[A block of data]

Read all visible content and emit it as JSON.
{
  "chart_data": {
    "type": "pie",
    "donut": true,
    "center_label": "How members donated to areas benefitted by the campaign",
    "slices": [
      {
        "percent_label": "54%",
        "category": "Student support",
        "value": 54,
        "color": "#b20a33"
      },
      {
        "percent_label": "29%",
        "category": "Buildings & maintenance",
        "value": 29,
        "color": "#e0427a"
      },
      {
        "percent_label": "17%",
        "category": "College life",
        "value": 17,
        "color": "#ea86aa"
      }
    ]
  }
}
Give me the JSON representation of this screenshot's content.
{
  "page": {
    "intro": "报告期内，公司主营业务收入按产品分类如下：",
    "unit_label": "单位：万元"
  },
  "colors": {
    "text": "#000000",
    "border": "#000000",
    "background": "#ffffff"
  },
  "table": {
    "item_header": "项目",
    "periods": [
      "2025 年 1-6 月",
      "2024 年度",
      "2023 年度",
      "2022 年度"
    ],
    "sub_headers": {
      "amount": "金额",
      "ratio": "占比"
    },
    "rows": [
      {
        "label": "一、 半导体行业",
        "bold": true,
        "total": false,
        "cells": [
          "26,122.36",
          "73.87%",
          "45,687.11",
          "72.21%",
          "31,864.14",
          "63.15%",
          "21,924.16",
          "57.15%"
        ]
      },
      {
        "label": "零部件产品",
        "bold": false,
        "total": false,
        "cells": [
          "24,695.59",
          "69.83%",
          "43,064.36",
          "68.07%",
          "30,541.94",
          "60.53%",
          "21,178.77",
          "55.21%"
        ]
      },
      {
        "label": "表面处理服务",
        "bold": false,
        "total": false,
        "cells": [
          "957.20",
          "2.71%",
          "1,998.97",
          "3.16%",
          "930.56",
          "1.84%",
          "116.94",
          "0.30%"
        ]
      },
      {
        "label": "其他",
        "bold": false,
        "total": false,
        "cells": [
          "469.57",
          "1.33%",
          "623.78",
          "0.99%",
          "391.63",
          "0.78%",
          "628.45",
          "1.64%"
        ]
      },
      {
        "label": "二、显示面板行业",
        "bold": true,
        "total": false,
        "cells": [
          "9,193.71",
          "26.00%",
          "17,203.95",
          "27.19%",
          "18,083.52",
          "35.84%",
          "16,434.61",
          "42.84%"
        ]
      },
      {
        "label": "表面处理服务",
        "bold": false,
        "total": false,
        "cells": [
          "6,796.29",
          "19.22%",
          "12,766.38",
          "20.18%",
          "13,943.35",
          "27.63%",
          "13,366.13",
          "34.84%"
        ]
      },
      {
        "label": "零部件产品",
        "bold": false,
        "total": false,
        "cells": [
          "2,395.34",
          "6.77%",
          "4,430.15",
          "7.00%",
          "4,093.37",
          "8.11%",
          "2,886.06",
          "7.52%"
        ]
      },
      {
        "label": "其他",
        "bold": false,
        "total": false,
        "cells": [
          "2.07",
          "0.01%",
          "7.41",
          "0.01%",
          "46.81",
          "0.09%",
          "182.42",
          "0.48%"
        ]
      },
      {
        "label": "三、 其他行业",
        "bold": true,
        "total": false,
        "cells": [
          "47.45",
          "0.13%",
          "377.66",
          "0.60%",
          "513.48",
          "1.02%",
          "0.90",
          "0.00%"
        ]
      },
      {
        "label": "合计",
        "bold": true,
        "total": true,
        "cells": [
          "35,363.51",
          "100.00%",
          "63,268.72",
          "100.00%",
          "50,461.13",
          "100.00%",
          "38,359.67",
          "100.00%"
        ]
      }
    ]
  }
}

TASK STATEMENT
Output all of the material, please, exactly as it stands.

EXERCISE ANSWER
Read all visible content and emit it as JSON.
{
  "chart_data": {
    "type": "pie",
    "donut": true,
    "center_label": "How members donated to areas benefitted by the campaign",
    "slices": [
      {
        "percent_label": "54%",
        "category": "Student support",
        "value": 54,
        "color": "#b20a33"
      },
      {
        "percent_label": "29%",
        "category": "Buildings & maintenance",
        "value": 29,
        "color": "#e0427a"
      },
      {
        "percent_label": "17%",
        "category": "College life",
        "value": 17,
        "color": "#ea86aa"
      }
    ]
  }
}
Give me the JSON representation of this screenshot's content.
{
  "page": {
    "intro": "报告期内，公司主营业务收入按产品分类如下：",
    "unit_label": "单位：万元"
  },
  "colors": {
    "text": "#000000",
    "border": "#000000",
    "background": "#ffffff"
  },
  "table": {
    "item_header": "项目",
    "periods": [
      "2025 年 1-6 月",
      "2024 年度",
      "2023 年度",
      "2022 年度"
    ],
    "sub_headers": {
      "amount": "金额",
      "ratio": "占比"
    },
    "rows": [
      {
        "label": "一、 半导体行业",
        "bold": true,
        "total": false,
        "cells": [
          "26,122.36",
          "73.87%",
          "45,687.11",
          "72.21%",
          "31,864.14",
          "63.15%",
          "21,924.16",
          "57.15%"
        ]
      },
      {
        "label": "零部件产品",
        "bold": false,
        "total": false,
        "cells": [
          "24,695.59",
          "69.83%",
          "43,064.36",
          "68.07%",
          "30,541.94",
          "60.53%",
          "21,178.77",
          "55.21%"
        ]
      },
      {
        "label": "表面处理服务",
        "bold": false,
        "total": false,
        "cells": [
          "957.20",
          "2.71%",
          "1,998.97",
          "3.16%",
          "930.56",
          "1.84%",
          "116.94",
          "0.30%"
        ]
      },
      {
        "label": "其他",
        "bold": false,
        "total": false,
        "cells": [
          "469.57",
          "1.33%",
          "623.78",
          "0.99%",
          "391.63",
          "0.78%",
          "628.45",
          "1.64%"
        ]
      },
      {
        "label": "二、显示面板行业",
        "bold": true,
        "total": false,
        "cells": [
          "9,193.71",
          "26.00%",
          "17,203.95",
          "27.19%",
          "18,083.52",
          "35.84%",
          "16,434.61",
          "42.84%"
        ]
      },
      {
        "label": "表面处理服务",
        "bold": false,
        "total": false,
        "cells": [
          "6,796.29",
          "19.22%",
          "12,766.38",
          "20.18%",
          "13,943.35",
          "27.63%",
          "13,366.13",
          "34.84%"
        ]
      },
      {
        "label": "零部件产品",
        "bold": false,
        "total": false,
        "cells": [
          "2,395.34",
          "6.77%",
          "4,430.15",
          "7.00%",
          "4,093.37",
          "8.11%",
          "2,886.06",
          "7.52%"
        ]
      },
      {
        "label": "其他",
        "bold": false,
        "total": false,
        "cells": [
          "2.07",
          "0.01%",
          "7.41",
          "0.01%",
          "46.81",
          "0.09%",
          "182.42",
          "0.48%"
        ]
      },
      {
        "label": "三、 其他行业",
        "bold": true,
        "total": false,
        "cells": [
          "47.45",
          "0.13%",
          "377.66",
          "0.60%",
          "513.48",
          "1.02%",
          "0.90",
          "0.00%"
        ]
      },
      {
        "label": "合计",
        "bold": true,
        "total": true,
        "cells": [
          "35,363.51",
          "100.00%",
          "63,268.72",
          "100.00%",
          "50,461.13",
          "100.00%",
          "38,359.67",
          "100.00%"
        ]
      }
    ]
  }
}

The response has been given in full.